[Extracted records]
────────────────

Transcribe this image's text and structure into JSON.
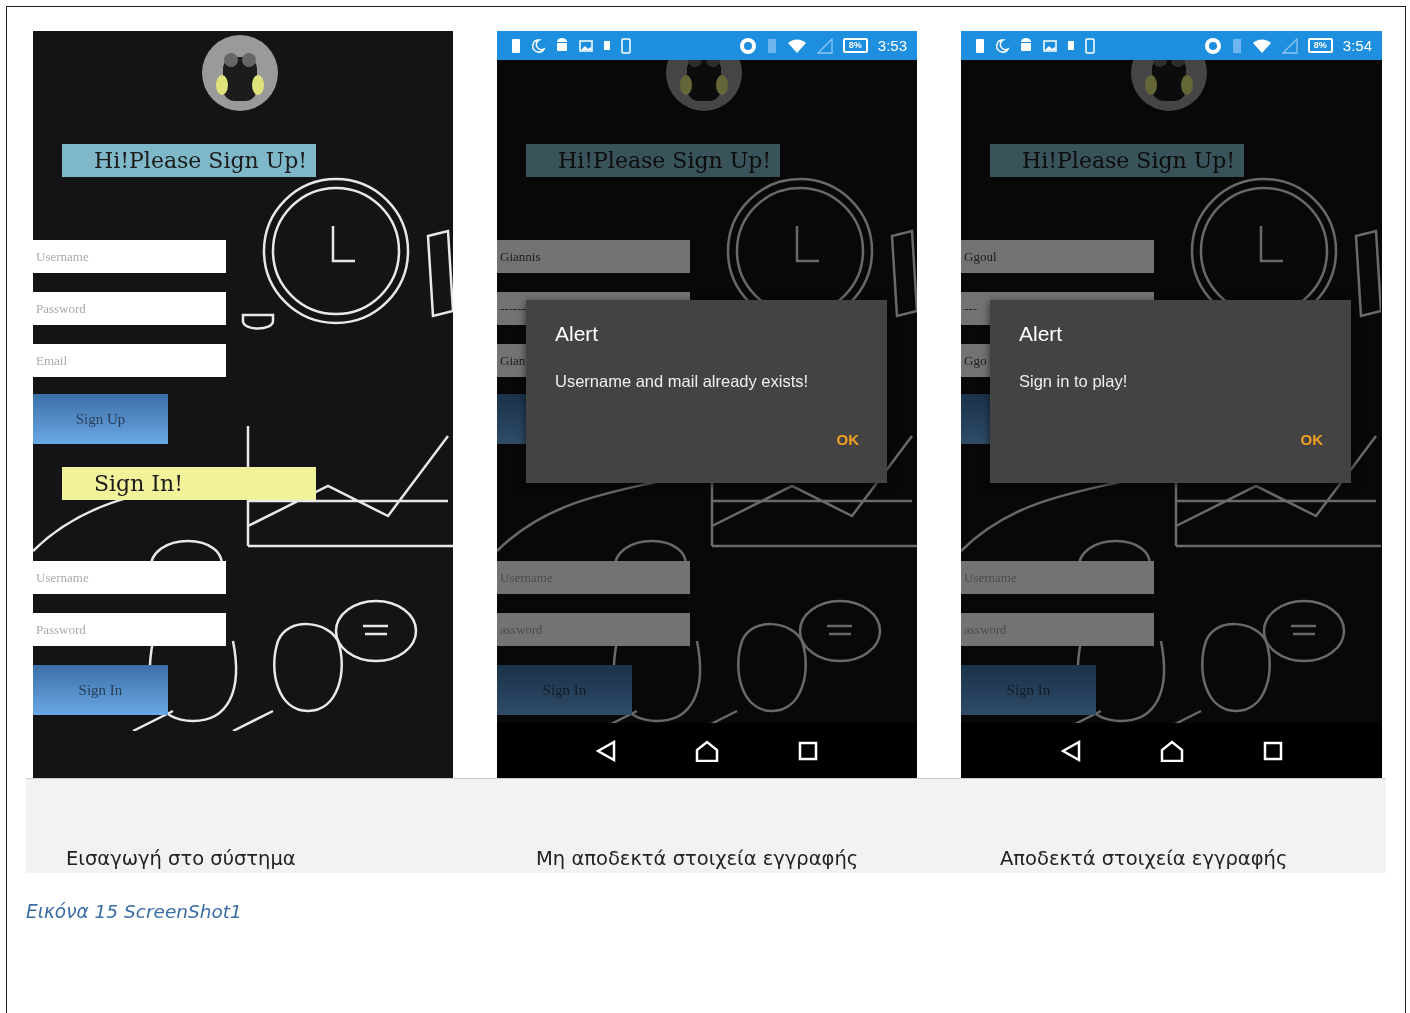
{
  "screens": [
    {
      "nav_bar": false,
      "signup": {
        "title": "Hi!Please Sign Up!",
        "fields": [
          {
            "placeholder": "Username"
          },
          {
            "placeholder": "Password"
          },
          {
            "placeholder": "Email"
          }
        ],
        "button": "Sign Up"
      },
      "signin": {
        "title": "Sign In!",
        "fields": [
          {
            "placeholder": "Username"
          },
          {
            "placeholder": "Password"
          }
        ],
        "button": "Sign In"
      },
      "caption": "Εισαγωγή στο σύστημα"
    },
    {
      "status_bar": {
        "battery": "8%",
        "time": "3:53"
      },
      "nav_bar": true,
      "signup": {
        "title": "Hi!Please Sign Up!",
        "fields": [
          {
            "value": "Giannis"
          },
          {
            "value": "------"
          },
          {
            "value": "Gian"
          }
        ]
      },
      "signin": {
        "fields": [
          {
            "placeholder": "Username"
          },
          {
            "placeholder": "assword"
          }
        ],
        "button": "Sign In"
      },
      "dialog": {
        "title": "Alert",
        "message": "Username and mail already exists!",
        "button": "OK"
      },
      "caption": "Μη αποδεκτά στοιχεία εγγραφής"
    },
    {
      "status_bar": {
        "battery": "8%",
        "time": "3:54"
      },
      "nav_bar": true,
      "signup": {
        "title": "Hi!Please Sign Up!",
        "fields": [
          {
            "value": "Ggoul"
          },
          {
            "value": "---"
          },
          {
            "value": "Ggo"
          }
        ]
      },
      "signin": {
        "fields": [
          {
            "placeholder": "Username"
          },
          {
            "placeholder": "assword"
          }
        ],
        "button": "Sign In"
      },
      "dialog": {
        "title": "Alert",
        "message": "Sign in to play!",
        "button": "OK"
      },
      "caption": "Αποδεκτά στοιχεία εγγραφής"
    }
  ],
  "figure_caption": "Εικόνα 15 ScreenShot1"
}
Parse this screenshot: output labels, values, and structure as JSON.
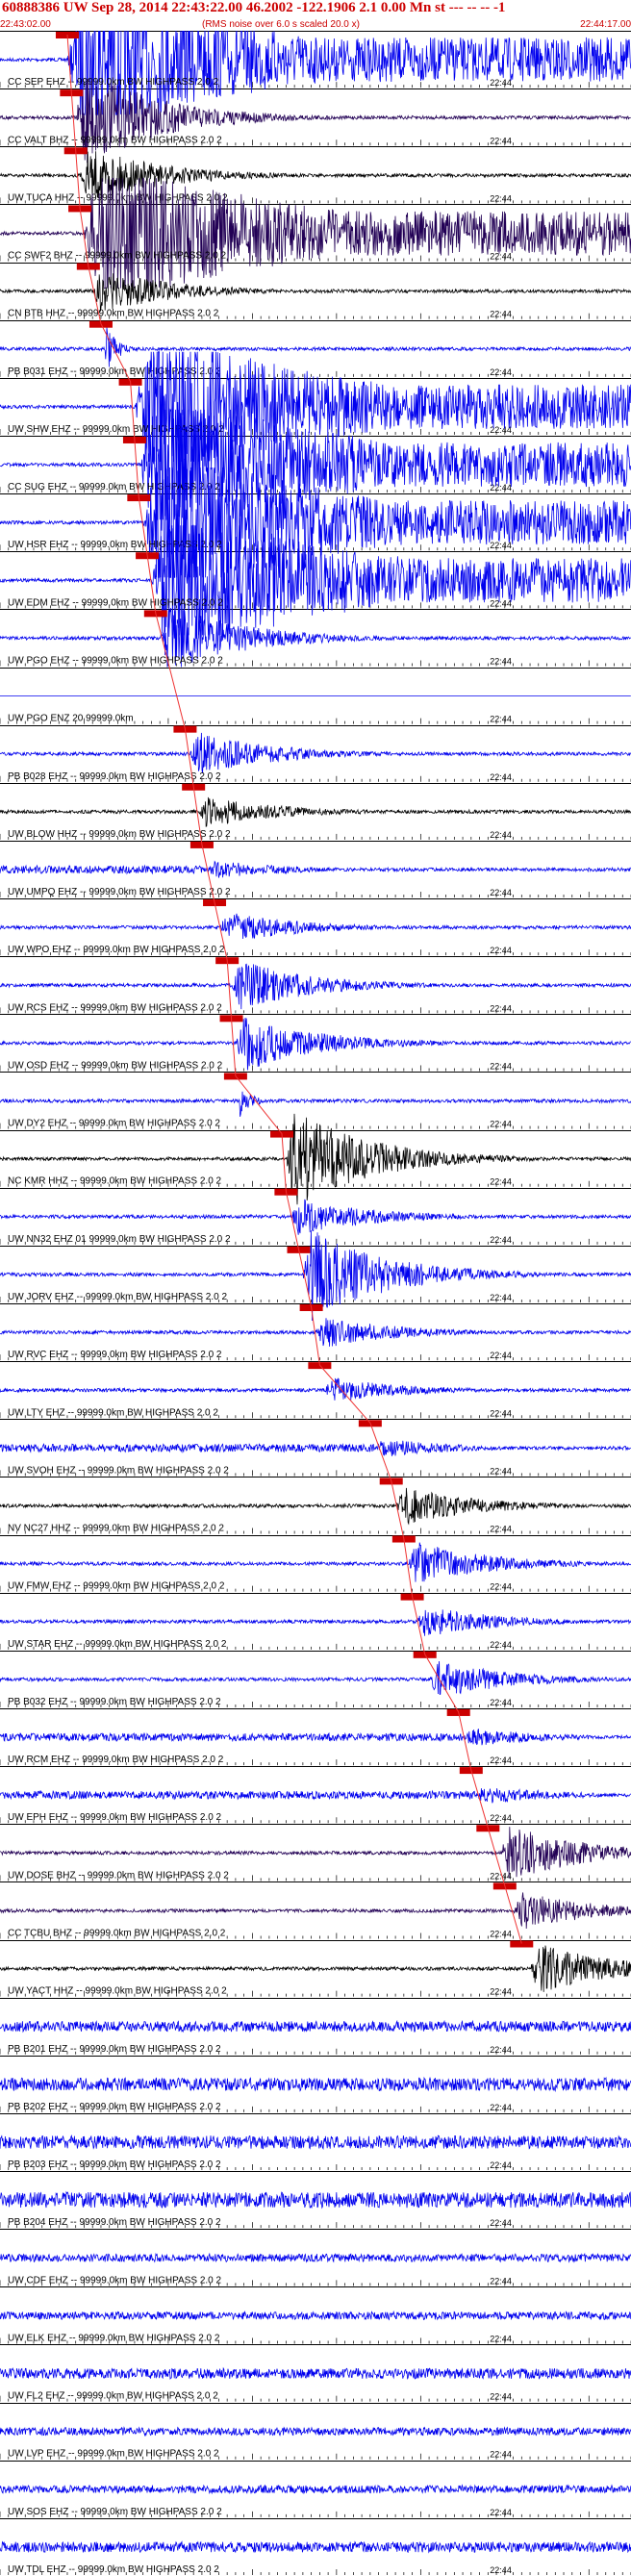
{
  "header": {
    "title": "60888386 UW Sep 28, 2014 22:43:22.00   46.2002 -122.1906  2.1 0.00 Mn st --- -- -- -1",
    "start_time": "22:43:02.00",
    "note": "(RMS noise over 6.0 s scaled 20.0 x)",
    "end_time": "22:44:17.00"
  },
  "chart_data": {
    "type": "line",
    "xlim_seconds": [
      0,
      75
    ],
    "minute_mark_label": "22:44",
    "minute_mark_seconds": 58,
    "tick_interval_seconds": 1,
    "pick_marker_color": "#cc0000",
    "pick_line_color": "#ee3333",
    "traces": [
      {
        "label": "CC SEP EHZ -- 99999.0km BW  HIGHPASS  2.0  2",
        "color": "#0000ee",
        "amp": 1.0,
        "style": "clip",
        "pick": 8,
        "onset": 8
      },
      {
        "label": "CC VALT BHZ -- 99999.0km BW  HIGHPASS  2.0  2",
        "color": "#220055",
        "amp": 0.8,
        "style": "burst",
        "pick": 8.5,
        "onset": 9
      },
      {
        "label": "UW TUCA HHZ -- 99999.0km BW  HIGHPASS  2.0  2",
        "color": "#000000",
        "amp": 0.45,
        "style": "burst",
        "pick": 9,
        "onset": 9.5
      },
      {
        "label": "CC SWF2 BHZ -- 99999.0km BW  HIGHPASS  2.0  2",
        "color": "#220055",
        "amp": 1.0,
        "style": "clip",
        "pick": 9.5,
        "onset": 10
      },
      {
        "label": "CN BTB HHZ -- 99999.0km BW  HIGHPASS  2.0  2",
        "color": "#000000",
        "amp": 0.35,
        "style": "burst",
        "pick": 10.5,
        "onset": 11
      },
      {
        "label": "PB B031 EHZ -- 99999.0km BW  HIGHPASS  2.0  2",
        "color": "#0000ee",
        "amp": 0.5,
        "style": "spike",
        "pick": 12,
        "onset": 12.5
      },
      {
        "label": "UW SHW EHZ -- 99999.0km BW  HIGHPASS  2.0  2",
        "color": "#0000ee",
        "amp": 1.0,
        "style": "clip",
        "pick": 15.5,
        "onset": 16
      },
      {
        "label": "CC SUG EHZ -- 99999.0km BW  HIGHPASS  2.0  2",
        "color": "#0000ee",
        "amp": 1.0,
        "style": "clip",
        "pick": 16,
        "onset": 16.5
      },
      {
        "label": "UW HSR EHZ -- 99999.0km BW  HIGHPASS  2.0  2",
        "color": "#0000ee",
        "amp": 1.0,
        "style": "clip",
        "pick": 16.5,
        "onset": 17
      },
      {
        "label": "UW EDM EHZ -- 99999.0km BW  HIGHPASS  2.0  2",
        "color": "#0000ee",
        "amp": 1.0,
        "style": "clip",
        "pick": 17.5,
        "onset": 18
      },
      {
        "label": "UW PGO EHZ -- 99999.0km BW  HIGHPASS  2.0  2",
        "color": "#0000ee",
        "amp": 0.55,
        "style": "burst",
        "pick": 18.5,
        "onset": 19
      },
      {
        "label": "UW PGO ENZ 20 99999.0km",
        "color": "#0000ee",
        "amp": 0.0,
        "style": "flat",
        "pick": null,
        "onset": null
      },
      {
        "label": "PB B028 EHZ -- 99999.0km BW  HIGHPASS  2.0  2",
        "color": "#0000ee",
        "amp": 0.35,
        "style": "burst",
        "pick": 22,
        "onset": 22.5
      },
      {
        "label": "UW BLOW HHZ -- 99999.0km BW  HIGHPASS  2.0  2",
        "color": "#000000",
        "amp": 0.25,
        "style": "burst",
        "pick": 23,
        "onset": 23.5
      },
      {
        "label": "UW UMPQ EHZ -- 99999.0km BW  HIGHPASS  2.0  2",
        "color": "#0000ee",
        "amp": 0.15,
        "style": "noise",
        "pick": 24,
        "onset": 24.5
      },
      {
        "label": "UW WPO EHZ -- 99999.0km BW  HIGHPASS  2.0  2",
        "color": "#0000ee",
        "amp": 0.25,
        "style": "burst",
        "pick": 25.5,
        "onset": 26
      },
      {
        "label": "UW RCS EHZ -- 99999.0km BW  HIGHPASS  2.0  2",
        "color": "#0000ee",
        "amp": 0.4,
        "style": "burst",
        "pick": 27,
        "onset": 27.5
      },
      {
        "label": "UW OSD EHZ -- 99999.0km BW  HIGHPASS  2.0  2",
        "color": "#0000ee",
        "amp": 0.45,
        "style": "burst",
        "pick": 27.5,
        "onset": 28
      },
      {
        "label": "UW DY2 EHZ -- 99999.0km BW  HIGHPASS  2.0  2",
        "color": "#0000ee",
        "amp": 0.35,
        "style": "spike",
        "pick": 28,
        "onset": 28.5
      },
      {
        "label": "NC KMR HHZ -- 99999.0km BW  HIGHPASS  2.0  2",
        "color": "#000000",
        "amp": 0.8,
        "style": "burst",
        "pick": 33.5,
        "onset": 34
      },
      {
        "label": "UW NN32 EHZ 01 99999.0km BW  HIGHPASS  2.0  2",
        "color": "#0000ee",
        "amp": 0.3,
        "style": "burst",
        "pick": 34,
        "onset": 34.5
      },
      {
        "label": "UW JORV EHZ -- 99999.0km BW  HIGHPASS  2.0  2",
        "color": "#0000ee",
        "amp": 0.75,
        "style": "burst",
        "pick": 35.5,
        "onset": 36
      },
      {
        "label": "UW RVC EHZ -- 99999.0km BW  HIGHPASS  2.0  2",
        "color": "#0000ee",
        "amp": 0.25,
        "style": "burst",
        "pick": 37,
        "onset": 37.5
      },
      {
        "label": "UW LTY EHZ -- 99999.0km BW  HIGHPASS  2.0  2",
        "color": "#0000ee",
        "amp": 0.2,
        "style": "burst",
        "pick": 38,
        "onset": 38.5
      },
      {
        "label": "UW SVOH EHZ -- 99999.0km BW  HIGHPASS  2.0  2",
        "color": "#0000ee",
        "amp": 0.15,
        "style": "noise",
        "pick": 44,
        "onset": 44.5
      },
      {
        "label": "NV NC27 HHZ -- 99999.0km BW  HIGHPASS  2.0  2",
        "color": "#000000",
        "amp": 0.3,
        "style": "burst",
        "pick": 46.5,
        "onset": 47
      },
      {
        "label": "UW FMW EHZ -- 99999.0km BW  HIGHPASS  2.0  2",
        "color": "#0000ee",
        "amp": 0.35,
        "style": "burst",
        "pick": 48,
        "onset": 48.5
      },
      {
        "label": "UW STAR EHZ -- 99999.0km BW  HIGHPASS  2.0  2",
        "color": "#0000ee",
        "amp": 0.25,
        "style": "burst",
        "pick": 49,
        "onset": 49.5
      },
      {
        "label": "PB B032 EHZ -- 99999.0km BW  HIGHPASS  2.0  2",
        "color": "#0000ee",
        "amp": 0.3,
        "style": "burst",
        "pick": 50.5,
        "onset": 51
      },
      {
        "label": "UW RCM EHZ -- 99999.0km BW  HIGHPASS  2.0  2",
        "color": "#0000ee",
        "amp": 0.15,
        "style": "noise",
        "pick": 54.5,
        "onset": 55
      },
      {
        "label": "UW EPH EHZ -- 99999.0km BW  HIGHPASS  2.0  2",
        "color": "#0000ee",
        "amp": 0.15,
        "style": "noise",
        "pick": 56,
        "onset": 56.5
      },
      {
        "label": "UW DOSE BHZ -- 99999.0km BW  HIGHPASS  2.0  2",
        "color": "#220055",
        "amp": 0.45,
        "style": "burst",
        "pick": 58,
        "onset": 59.5
      },
      {
        "label": "CC TCBU BHZ -- 99999.0km BW  HIGHPASS  2.0  2",
        "color": "#220055",
        "amp": 0.3,
        "style": "burst",
        "pick": 60,
        "onset": 61
      },
      {
        "label": "UW YACT HHZ -- 99999.0km BW  HIGHPASS  2.0  2",
        "color": "#000000",
        "amp": 0.4,
        "style": "burst",
        "pick": 62,
        "onset": 63
      },
      {
        "label": "PB B201 EHZ -- 99999.0km BW  HIGHPASS  2.0  2",
        "color": "#0000ee",
        "amp": 0.2,
        "style": "noise",
        "pick": null,
        "onset": null
      },
      {
        "label": "PB B202 EHZ -- 99999.0km BW  HIGHPASS  2.0  2",
        "color": "#0000ee",
        "amp": 0.25,
        "style": "noise",
        "pick": null,
        "onset": null
      },
      {
        "label": "PB B203 EHZ -- 99999.0km BW  HIGHPASS  2.0  2",
        "color": "#0000ee",
        "amp": 0.25,
        "style": "noise",
        "pick": null,
        "onset": null
      },
      {
        "label": "PB B204 EHZ -- 99999.0km BW  HIGHPASS  2.0  2",
        "color": "#0000ee",
        "amp": 0.3,
        "style": "noise",
        "pick": null,
        "onset": null
      },
      {
        "label": "UW CDF EHZ -- 99999.0km BW  HIGHPASS  2.0  2",
        "color": "#0000ee",
        "amp": 0.15,
        "style": "noise",
        "pick": null,
        "onset": null
      },
      {
        "label": "UW ELK EHZ -- 99999.0km BW  HIGHPASS  2.0  2",
        "color": "#0000ee",
        "amp": 0.15,
        "style": "noise",
        "pick": null,
        "onset": null
      },
      {
        "label": "UW FL2 EHZ -- 99999.0km BW  HIGHPASS  2.0  2",
        "color": "#0000ee",
        "amp": 0.2,
        "style": "noise",
        "pick": null,
        "onset": null
      },
      {
        "label": "UW LVP EHZ -- 99999.0km BW  HIGHPASS  2.0  2",
        "color": "#0000ee",
        "amp": 0.15,
        "style": "noise",
        "pick": null,
        "onset": null
      },
      {
        "label": "UW SOS EHZ -- 99999.0km BW  HIGHPASS  2.0  2",
        "color": "#0000ee",
        "amp": 0.15,
        "style": "noise",
        "pick": null,
        "onset": null
      },
      {
        "label": "UW TDL EHZ -- 99999.0km BW  HIGHPASS  2.0  2",
        "color": "#0000ee",
        "amp": 0.2,
        "style": "noise",
        "pick": null,
        "onset": null
      }
    ]
  }
}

────────────────

* [GOAL]
Look through the material above. Copy each line where the word "this" appears.

* [RESULT]
Transcribe this image's text and structure into JSON.
Parse this screenshot: output labels, values, and structure as JSON.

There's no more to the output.